** begin Records to process **
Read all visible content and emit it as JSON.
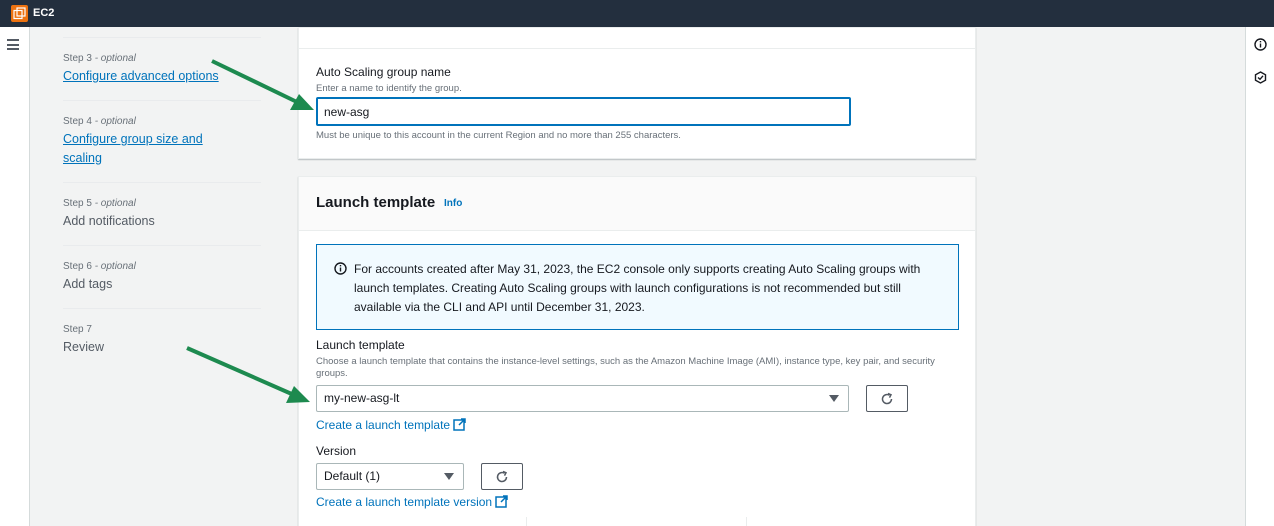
{
  "topbar": {
    "service_name": "EC2"
  },
  "wizard": {
    "steps": [
      {
        "num": "Step 3",
        "opt": " - optional",
        "title": "Configure advanced options",
        "link": true
      },
      {
        "num": "Step 4",
        "opt": " - optional",
        "title": "Configure group size and scaling",
        "link": true
      },
      {
        "num": "Step 5",
        "opt": " - optional",
        "title": "Add notifications",
        "link": false
      },
      {
        "num": "Step 6",
        "opt": " - optional",
        "title": "Add tags",
        "link": false
      },
      {
        "num": "Step 7",
        "opt": "",
        "title": "Review",
        "link": false
      }
    ]
  },
  "name_section": {
    "label": "Auto Scaling group name",
    "description": "Enter a name to identify the group.",
    "value": "new-asg",
    "constraint": "Must be unique to this account in the current Region and no more than 255 characters."
  },
  "launch_template": {
    "header": "Launch template",
    "info": "Info",
    "alert": "For accounts created after May 31, 2023, the EC2 console only supports creating Auto Scaling groups with launch templates. Creating Auto Scaling groups with launch configurations is not recommended but still available via the CLI and API until December 31, 2023.",
    "field_label": "Launch template",
    "field_description": "Choose a launch template that contains the instance-level settings, such as the Amazon Machine Image (AMI), instance type, key pair, and security groups.",
    "selected": "my-new-asg-lt",
    "create_link": "Create a launch template",
    "version_label": "Version",
    "version_selected": "Default (1)",
    "create_version_link": "Create a launch template version"
  },
  "colors": {
    "topbar": "#232f3e",
    "accent": "#0073bb",
    "brand": "#ec7211",
    "arrow": "#1d8a4f"
  }
}
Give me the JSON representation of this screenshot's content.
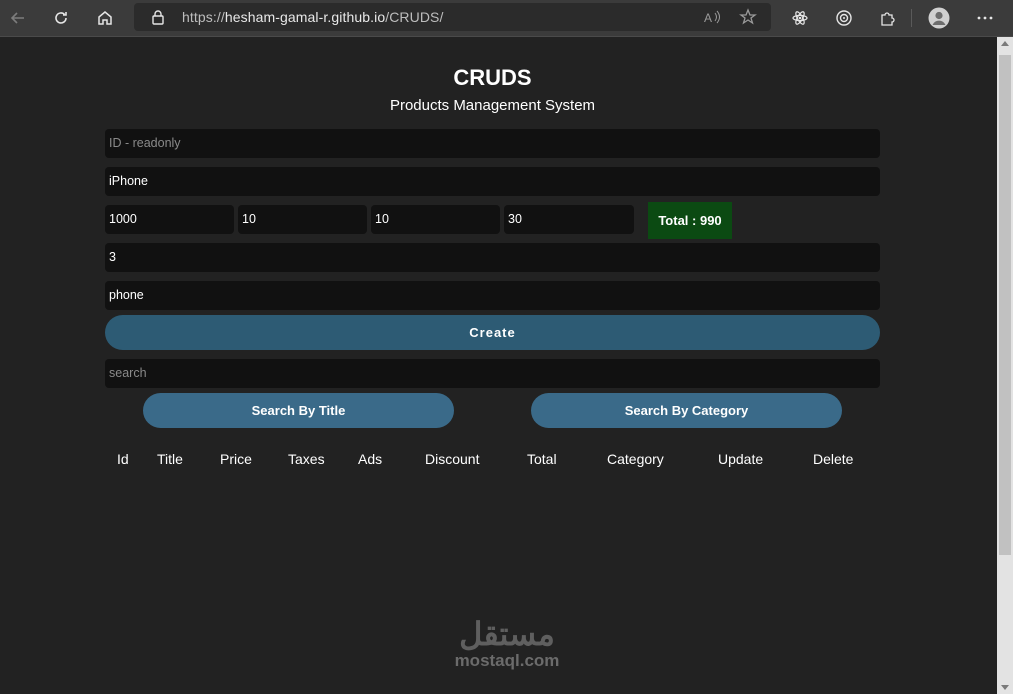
{
  "browser": {
    "url_scheme": "https://",
    "url_host": "hesham-gamal-r.github.io",
    "url_path": "/CRUDS/"
  },
  "header": {
    "title": "CRUDS",
    "subtitle": "Products Management System"
  },
  "form": {
    "id_placeholder": "ID - readonly",
    "title_value": "iPhone",
    "price_value": "1000",
    "taxes_value": "10",
    "ads_value": "10",
    "discount_value": "30",
    "total_label": "Total : 990",
    "count_value": "3",
    "category_value": "phone",
    "create_label": "Create"
  },
  "search": {
    "placeholder": "search",
    "by_title_label": "Search By Title",
    "by_category_label": "Search By Category"
  },
  "table": {
    "headers": [
      "Id",
      "Title",
      "Price",
      "Taxes",
      "Ads",
      "Discount",
      "Total",
      "Category",
      "Update",
      "Delete"
    ]
  },
  "watermark": {
    "arabic": "مستقل",
    "latin": "mostaql.com"
  },
  "colors": {
    "page_bg": "#222222",
    "input_bg": "#111111",
    "button_bg": "#2d5b74",
    "total_bg": "#0b4a12"
  }
}
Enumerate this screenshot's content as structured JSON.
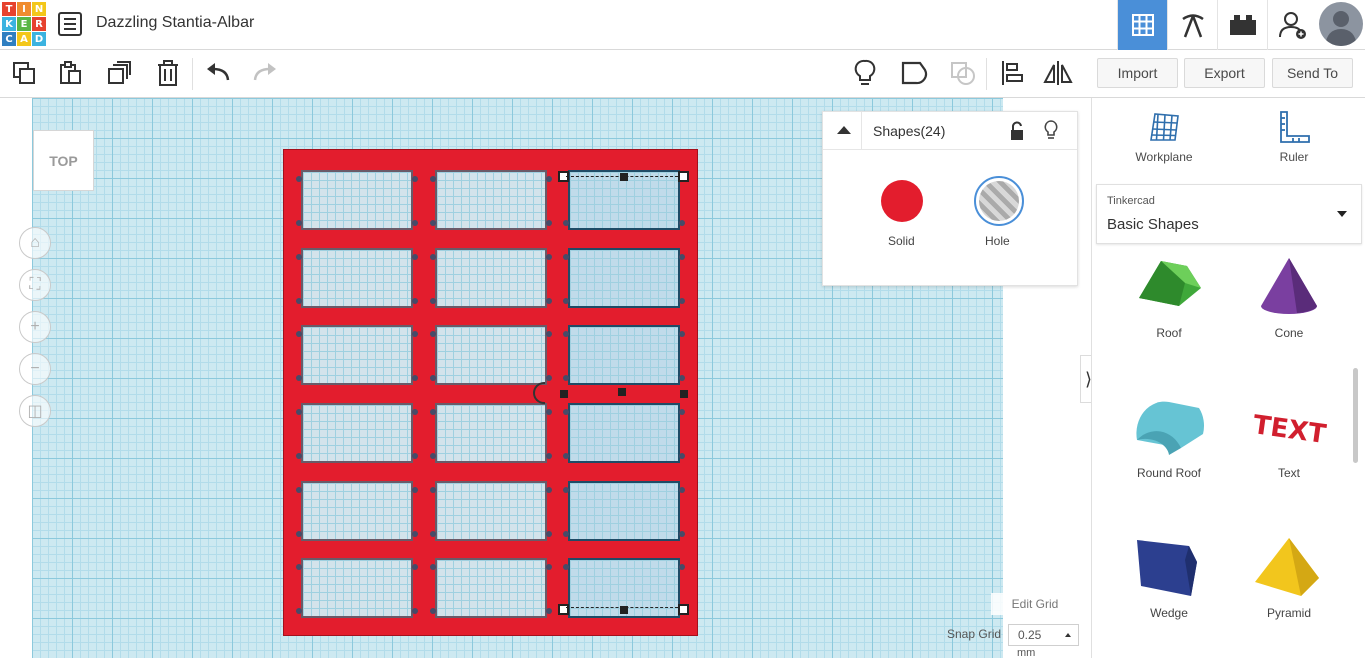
{
  "app": {
    "logo_letters": [
      "T",
      "I",
      "N",
      "K",
      "E",
      "R",
      "C",
      "A",
      "D"
    ],
    "logo_colors": [
      "#e6422e",
      "#f08c2e",
      "#f3c71a",
      "#3bb3e0",
      "#5ab645",
      "#e6422e",
      "#2f7fc1",
      "#f3c71a",
      "#3bb3e0"
    ],
    "project_title": "Dazzling Stantia-Albar"
  },
  "topnav": {
    "items": [
      "3d-design-view-icon",
      "codeblocks-pickaxe-icon",
      "bricks-lego-icon",
      "add-user-icon"
    ],
    "active_index": 0,
    "accent": "#4a8fd8"
  },
  "toolbar": {
    "import_label": "Import",
    "export_label": "Export",
    "sendto_label": "Send To"
  },
  "viewport": {
    "viewcube_label": "TOP",
    "nav_buttons": [
      "home-icon",
      "fit-view-icon",
      "zoom-in-icon",
      "zoom-out-icon",
      "perspective-icon"
    ]
  },
  "shapes_panel": {
    "title": "Shapes(24)",
    "solid_label": "Solid",
    "hole_label": "Hole",
    "solid_color": "#e31d2d"
  },
  "sidepanel": {
    "workplane_label": "Workplane",
    "ruler_label": "Ruler",
    "library_small": "Tinkercad",
    "library_name": "Basic Shapes",
    "shapes": [
      {
        "label": "Roof",
        "color": "#3fa83a"
      },
      {
        "label": "Cone",
        "color": "#7a3fa0"
      },
      {
        "label": "Round Roof",
        "color": "#66c4d4"
      },
      {
        "label": "Text",
        "color": "#d11f2e"
      },
      {
        "label": "Wedge",
        "color": "#2c3f8f"
      },
      {
        "label": "Pyramid",
        "color": "#f2c61d"
      }
    ]
  },
  "grid": {
    "edit_grid_label": "Edit Grid",
    "snap_label": "Snap Grid",
    "snap_value": "0.25",
    "snap_unit": "mm"
  },
  "model": {
    "color": "#e31d2d",
    "rows": 6,
    "cols": 3
  }
}
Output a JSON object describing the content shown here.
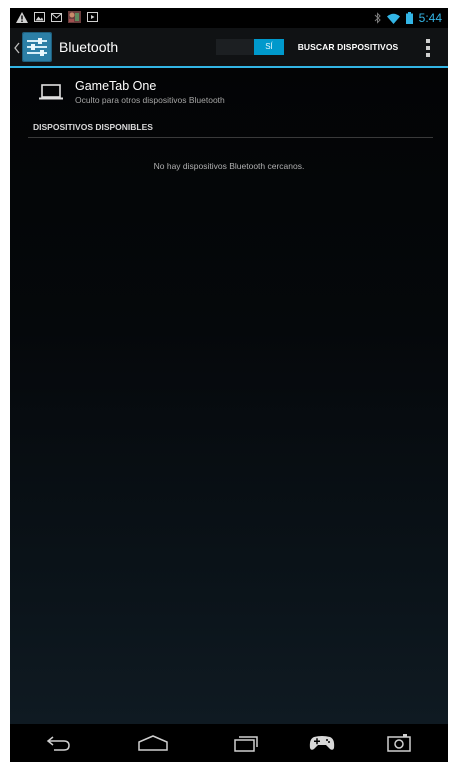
{
  "status_bar": {
    "time": "5:44",
    "left_icons": [
      "warning-icon",
      "image-icon",
      "mail-icon",
      "game-notification-icon",
      "video-icon"
    ],
    "right_icons": [
      "bluetooth-icon",
      "wifi-icon",
      "battery-icon"
    ]
  },
  "action_bar": {
    "title": "Bluetooth",
    "toggle_label": "SÍ",
    "scan_label": "BUSCAR DISPOSITIVOS",
    "accent_color": "#33b5e5"
  },
  "device": {
    "name": "GameTab One",
    "status": "Oculto para otros dispositivos Bluetooth"
  },
  "available": {
    "header": "DISPOSITIVOS DISPONIBLES",
    "empty_message": "No hay dispositivos Bluetooth cercanos."
  },
  "nav_bar": {
    "buttons": [
      "back-icon",
      "home-icon",
      "recents-icon",
      "gamepad-icon",
      "screenshot-icon"
    ]
  }
}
** end Records to process **
:: Directions for this task ::
Generate a word-for-word copy of the preceding records, excluding all pictures.

:: Task solution ::
Read all visible content and emit it as JSON.
{
  "topbar": {
    "service_name": "EC2"
  },
  "wizard": {
    "steps": [
      {
        "num": "Step 3",
        "opt": " - optional",
        "title": "Configure advanced options",
        "link": true
      },
      {
        "num": "Step 4",
        "opt": " - optional",
        "title": "Configure group size and scaling",
        "link": true
      },
      {
        "num": "Step 5",
        "opt": " - optional",
        "title": "Add notifications",
        "link": false
      },
      {
        "num": "Step 6",
        "opt": " - optional",
        "title": "Add tags",
        "link": false
      },
      {
        "num": "Step 7",
        "opt": "",
        "title": "Review",
        "link": false
      }
    ]
  },
  "name_section": {
    "label": "Auto Scaling group name",
    "description": "Enter a name to identify the group.",
    "value": "new-asg",
    "constraint": "Must be unique to this account in the current Region and no more than 255 characters."
  },
  "launch_template": {
    "header": "Launch template",
    "info": "Info",
    "alert": "For accounts created after May 31, 2023, the EC2 console only supports creating Auto Scaling groups with launch templates. Creating Auto Scaling groups with launch configurations is not recommended but still available via the CLI and API until December 31, 2023.",
    "field_label": "Launch template",
    "field_description": "Choose a launch template that contains the instance-level settings, such as the Amazon Machine Image (AMI), instance type, key pair, and security groups.",
    "selected": "my-new-asg-lt",
    "create_link": "Create a launch template",
    "version_label": "Version",
    "version_selected": "Default (1)",
    "create_version_link": "Create a launch template version"
  },
  "colors": {
    "topbar": "#232f3e",
    "accent": "#0073bb",
    "brand": "#ec7211",
    "arrow": "#1d8a4f"
  }
}
Give me the JSON representation of this screenshot's content.
{
  "browser": {
    "url_scheme": "https://",
    "url_host": "hesham-gamal-r.github.io",
    "url_path": "/CRUDS/"
  },
  "header": {
    "title": "CRUDS",
    "subtitle": "Products Management System"
  },
  "form": {
    "id_placeholder": "ID - readonly",
    "title_value": "iPhone",
    "price_value": "1000",
    "taxes_value": "10",
    "ads_value": "10",
    "discount_value": "30",
    "total_label": "Total : 990",
    "count_value": "3",
    "category_value": "phone",
    "create_label": "Create"
  },
  "search": {
    "placeholder": "search",
    "by_title_label": "Search By Title",
    "by_category_label": "Search By Category"
  },
  "table": {
    "headers": [
      "Id",
      "Title",
      "Price",
      "Taxes",
      "Ads",
      "Discount",
      "Total",
      "Category",
      "Update",
      "Delete"
    ]
  },
  "watermark": {
    "arabic": "مستقل",
    "latin": "mostaql.com"
  },
  "colors": {
    "page_bg": "#222222",
    "input_bg": "#111111",
    "button_bg": "#2d5b74",
    "total_bg": "#0b4a12"
  }
}
Enumerate this screenshot's content as structured JSON.
{
  "app": {
    "logo_letters": [
      "T",
      "I",
      "N",
      "K",
      "E",
      "R",
      "C",
      "A",
      "D"
    ],
    "logo_colors": [
      "#e6422e",
      "#f08c2e",
      "#f3c71a",
      "#3bb3e0",
      "#5ab645",
      "#e6422e",
      "#2f7fc1",
      "#f3c71a",
      "#3bb3e0"
    ],
    "project_title": "Dazzling Stantia-Albar"
  },
  "topnav": {
    "items": [
      "3d-design-view-icon",
      "codeblocks-pickaxe-icon",
      "bricks-lego-icon",
      "add-user-icon"
    ],
    "active_index": 0,
    "accent": "#4a8fd8"
  },
  "toolbar": {
    "import_label": "Import",
    "export_label": "Export",
    "sendto_label": "Send To"
  },
  "viewport": {
    "viewcube_label": "TOP",
    "nav_buttons": [
      "home-icon",
      "fit-view-icon",
      "zoom-in-icon",
      "zoom-out-icon",
      "perspective-icon"
    ]
  },
  "shapes_panel": {
    "title": "Shapes(24)",
    "solid_label": "Solid",
    "hole_label": "Hole",
    "solid_color": "#e31d2d"
  },
  "sidepanel": {
    "workplane_label": "Workplane",
    "ruler_label": "Ruler",
    "library_small": "Tinkercad",
    "library_name": "Basic Shapes",
    "shapes": [
      {
        "label": "Roof",
        "color": "#3fa83a"
      },
      {
        "label": "Cone",
        "color": "#7a3fa0"
      },
      {
        "label": "Round Roof",
        "color": "#66c4d4"
      },
      {
        "label": "Text",
        "color": "#d11f2e"
      },
      {
        "label": "Wedge",
        "color": "#2c3f8f"
      },
      {
        "label": "Pyramid",
        "color": "#f2c61d"
      }
    ]
  },
  "grid": {
    "edit_grid_label": "Edit Grid",
    "snap_label": "Snap Grid",
    "snap_value": "0.25",
    "snap_unit": "mm"
  },
  "model": {
    "color": "#e31d2d",
    "rows": 6,
    "cols": 3
  }
}
Output a JSON object describing the content shown here.
{
  "status_bar": {
    "time": "5:44",
    "left_icons": [
      "warning-icon",
      "image-icon",
      "mail-icon",
      "game-notification-icon",
      "video-icon"
    ],
    "right_icons": [
      "bluetooth-icon",
      "wifi-icon",
      "battery-icon"
    ]
  },
  "action_bar": {
    "title": "Bluetooth",
    "toggle_label": "SÍ",
    "scan_label": "BUSCAR DISPOSITIVOS",
    "accent_color": "#33b5e5"
  },
  "device": {
    "name": "GameTab One",
    "status": "Oculto para otros dispositivos Bluetooth"
  },
  "available": {
    "header": "DISPOSITIVOS DISPONIBLES",
    "empty_message": "No hay dispositivos Bluetooth cercanos."
  },
  "nav_bar": {
    "buttons": [
      "back-icon",
      "home-icon",
      "recents-icon",
      "gamepad-icon",
      "screenshot-icon"
    ]
  }
}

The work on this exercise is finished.